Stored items
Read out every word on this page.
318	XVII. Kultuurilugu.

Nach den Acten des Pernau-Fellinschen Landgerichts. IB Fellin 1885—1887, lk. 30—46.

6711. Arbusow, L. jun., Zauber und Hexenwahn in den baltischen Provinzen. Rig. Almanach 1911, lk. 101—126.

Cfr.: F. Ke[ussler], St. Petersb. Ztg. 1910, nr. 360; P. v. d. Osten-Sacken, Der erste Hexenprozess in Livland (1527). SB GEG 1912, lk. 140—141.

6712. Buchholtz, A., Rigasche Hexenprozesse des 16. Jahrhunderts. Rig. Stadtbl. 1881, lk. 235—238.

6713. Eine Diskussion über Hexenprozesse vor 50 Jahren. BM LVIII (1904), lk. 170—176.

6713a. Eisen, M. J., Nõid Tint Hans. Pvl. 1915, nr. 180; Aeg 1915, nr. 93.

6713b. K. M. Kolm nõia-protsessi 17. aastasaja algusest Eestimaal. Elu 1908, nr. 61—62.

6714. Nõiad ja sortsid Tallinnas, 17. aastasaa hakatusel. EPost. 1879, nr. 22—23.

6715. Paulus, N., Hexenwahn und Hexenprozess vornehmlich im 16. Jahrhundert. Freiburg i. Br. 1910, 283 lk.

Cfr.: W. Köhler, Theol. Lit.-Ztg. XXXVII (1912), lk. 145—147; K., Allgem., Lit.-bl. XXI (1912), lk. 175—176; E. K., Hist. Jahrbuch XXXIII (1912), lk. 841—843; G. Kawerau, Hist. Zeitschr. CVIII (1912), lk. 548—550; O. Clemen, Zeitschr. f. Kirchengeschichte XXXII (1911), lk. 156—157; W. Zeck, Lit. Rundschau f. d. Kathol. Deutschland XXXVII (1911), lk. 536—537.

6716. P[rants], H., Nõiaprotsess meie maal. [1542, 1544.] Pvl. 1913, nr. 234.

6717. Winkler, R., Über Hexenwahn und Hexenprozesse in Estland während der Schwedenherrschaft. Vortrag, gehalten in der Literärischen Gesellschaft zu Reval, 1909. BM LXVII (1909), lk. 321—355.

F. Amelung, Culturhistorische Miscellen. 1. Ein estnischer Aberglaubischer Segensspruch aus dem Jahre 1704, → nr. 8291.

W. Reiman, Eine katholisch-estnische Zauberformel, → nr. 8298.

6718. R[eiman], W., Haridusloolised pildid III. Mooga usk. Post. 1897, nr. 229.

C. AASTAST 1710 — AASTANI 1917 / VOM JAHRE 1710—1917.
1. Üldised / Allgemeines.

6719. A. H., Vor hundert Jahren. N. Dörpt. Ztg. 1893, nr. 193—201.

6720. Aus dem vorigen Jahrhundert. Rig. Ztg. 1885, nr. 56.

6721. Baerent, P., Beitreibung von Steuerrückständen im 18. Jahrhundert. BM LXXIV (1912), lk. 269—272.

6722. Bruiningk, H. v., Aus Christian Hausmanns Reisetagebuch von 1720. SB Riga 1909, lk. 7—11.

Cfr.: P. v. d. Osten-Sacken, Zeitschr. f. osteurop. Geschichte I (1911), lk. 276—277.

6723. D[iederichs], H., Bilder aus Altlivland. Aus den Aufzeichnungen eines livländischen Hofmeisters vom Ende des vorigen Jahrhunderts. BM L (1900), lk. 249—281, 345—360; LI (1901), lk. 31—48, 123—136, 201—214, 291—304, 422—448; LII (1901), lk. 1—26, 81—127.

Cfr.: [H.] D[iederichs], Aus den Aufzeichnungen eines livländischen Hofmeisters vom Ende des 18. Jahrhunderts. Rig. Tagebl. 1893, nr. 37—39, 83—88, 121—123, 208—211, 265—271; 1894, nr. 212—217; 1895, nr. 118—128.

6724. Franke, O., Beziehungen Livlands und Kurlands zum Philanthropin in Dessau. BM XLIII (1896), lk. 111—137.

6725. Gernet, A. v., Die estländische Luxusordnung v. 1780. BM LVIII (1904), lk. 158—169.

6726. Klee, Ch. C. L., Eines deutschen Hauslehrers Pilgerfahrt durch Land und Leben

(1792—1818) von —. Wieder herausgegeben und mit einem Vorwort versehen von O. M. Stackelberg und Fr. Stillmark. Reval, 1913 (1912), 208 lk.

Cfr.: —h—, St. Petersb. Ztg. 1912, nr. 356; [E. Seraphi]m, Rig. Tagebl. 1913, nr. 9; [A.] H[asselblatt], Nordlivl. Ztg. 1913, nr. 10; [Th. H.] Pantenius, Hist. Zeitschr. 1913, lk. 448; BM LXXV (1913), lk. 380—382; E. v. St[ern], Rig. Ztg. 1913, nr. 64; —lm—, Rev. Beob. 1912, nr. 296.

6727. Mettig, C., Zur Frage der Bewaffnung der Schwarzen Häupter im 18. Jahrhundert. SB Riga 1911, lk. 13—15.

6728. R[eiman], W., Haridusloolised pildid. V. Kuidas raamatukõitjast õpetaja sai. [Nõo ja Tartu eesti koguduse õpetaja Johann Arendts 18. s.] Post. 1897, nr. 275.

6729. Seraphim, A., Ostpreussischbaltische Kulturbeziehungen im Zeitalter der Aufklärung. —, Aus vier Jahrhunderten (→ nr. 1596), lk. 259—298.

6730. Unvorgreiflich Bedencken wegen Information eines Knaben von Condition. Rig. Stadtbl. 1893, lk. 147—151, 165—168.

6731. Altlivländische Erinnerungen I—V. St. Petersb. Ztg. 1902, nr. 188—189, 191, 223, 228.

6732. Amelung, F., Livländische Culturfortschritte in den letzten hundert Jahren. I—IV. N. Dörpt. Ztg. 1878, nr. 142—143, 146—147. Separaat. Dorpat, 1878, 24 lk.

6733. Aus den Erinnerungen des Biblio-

• [Your task]: Tally the lines in this data that hold the word "iederichs" and state only the count.

• [Solution to this exercise]: 2